§ The exercise
Transcribe the records that follow, preserving every word.
** Begin Data provided **
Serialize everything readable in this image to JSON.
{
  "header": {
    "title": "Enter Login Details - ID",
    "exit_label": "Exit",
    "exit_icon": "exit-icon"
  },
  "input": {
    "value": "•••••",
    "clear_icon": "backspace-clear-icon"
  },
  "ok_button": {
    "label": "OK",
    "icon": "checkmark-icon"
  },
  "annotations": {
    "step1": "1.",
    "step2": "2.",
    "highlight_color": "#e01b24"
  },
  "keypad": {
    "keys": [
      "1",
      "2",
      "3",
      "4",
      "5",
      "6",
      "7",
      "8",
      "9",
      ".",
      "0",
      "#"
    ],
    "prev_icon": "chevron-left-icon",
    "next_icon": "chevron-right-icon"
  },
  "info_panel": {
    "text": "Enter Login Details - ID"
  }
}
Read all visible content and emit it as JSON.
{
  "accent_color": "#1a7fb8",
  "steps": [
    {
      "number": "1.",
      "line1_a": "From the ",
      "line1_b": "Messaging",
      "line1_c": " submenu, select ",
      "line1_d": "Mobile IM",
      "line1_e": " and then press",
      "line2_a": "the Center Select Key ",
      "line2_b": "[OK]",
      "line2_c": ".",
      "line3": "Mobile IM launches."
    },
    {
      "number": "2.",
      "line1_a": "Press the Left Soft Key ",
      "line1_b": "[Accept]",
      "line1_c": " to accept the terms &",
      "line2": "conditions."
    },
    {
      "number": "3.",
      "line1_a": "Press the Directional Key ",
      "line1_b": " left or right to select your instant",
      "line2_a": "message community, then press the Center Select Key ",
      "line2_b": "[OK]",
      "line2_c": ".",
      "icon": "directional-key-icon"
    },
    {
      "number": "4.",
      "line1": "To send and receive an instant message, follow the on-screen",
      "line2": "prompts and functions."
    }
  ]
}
** End Data provided **
§ Correct answer
Serialize everything readable in this image to JSON.
{
  "header": {
    "title": "Enter Login Details - ID",
    "exit_label": "Exit",
    "exit_icon": "exit-icon"
  },
  "input": {
    "value": "•••••",
    "clear_icon": "backspace-clear-icon"
  },
  "ok_button": {
    "label": "OK",
    "icon": "checkmark-icon"
  },
  "annotations": {
    "step1": "1.",
    "step2": "2.",
    "highlight_color": "#e01b24"
  },
  "keypad": {
    "keys": [
      "1",
      "2",
      "3",
      "4",
      "5",
      "6",
      "7",
      "8",
      "9",
      ".",
      "0",
      "#"
    ],
    "prev_icon": "chevron-left-icon",
    "next_icon": "chevron-right-icon"
  },
  "info_panel": {
    "text": "Enter Login Details - ID"
  }
}
Read all visible content and emit it as JSON.
{
  "accent_color": "#1a7fb8",
  "steps": [
    {
      "number": "1.",
      "line1_a": "From the ",
      "line1_b": "Messaging",
      "line1_c": " submenu, select ",
      "line1_d": "Mobile IM",
      "line1_e": " and then press",
      "line2_a": "the Center Select Key ",
      "line2_b": "[OK]",
      "line2_c": ".",
      "line3": "Mobile IM launches."
    },
    {
      "number": "2.",
      "line1_a": "Press the Left Soft Key ",
      "line1_b": "[Accept]",
      "line1_c": " to accept the terms &",
      "line2": "conditions."
    },
    {
      "number": "3.",
      "line1_a": "Press the Directional Key ",
      "line1_b": " left or right to select your instant",
      "line2_a": "message community, then press the Center Select Key ",
      "line2_b": "[OK]",
      "line2_c": ".",
      "icon": "directional-key-icon"
    },
    {
      "number": "4.",
      "line1": "To send and receive an instant message, follow the on-screen",
      "line2": "prompts and functions."
    }
  ]
}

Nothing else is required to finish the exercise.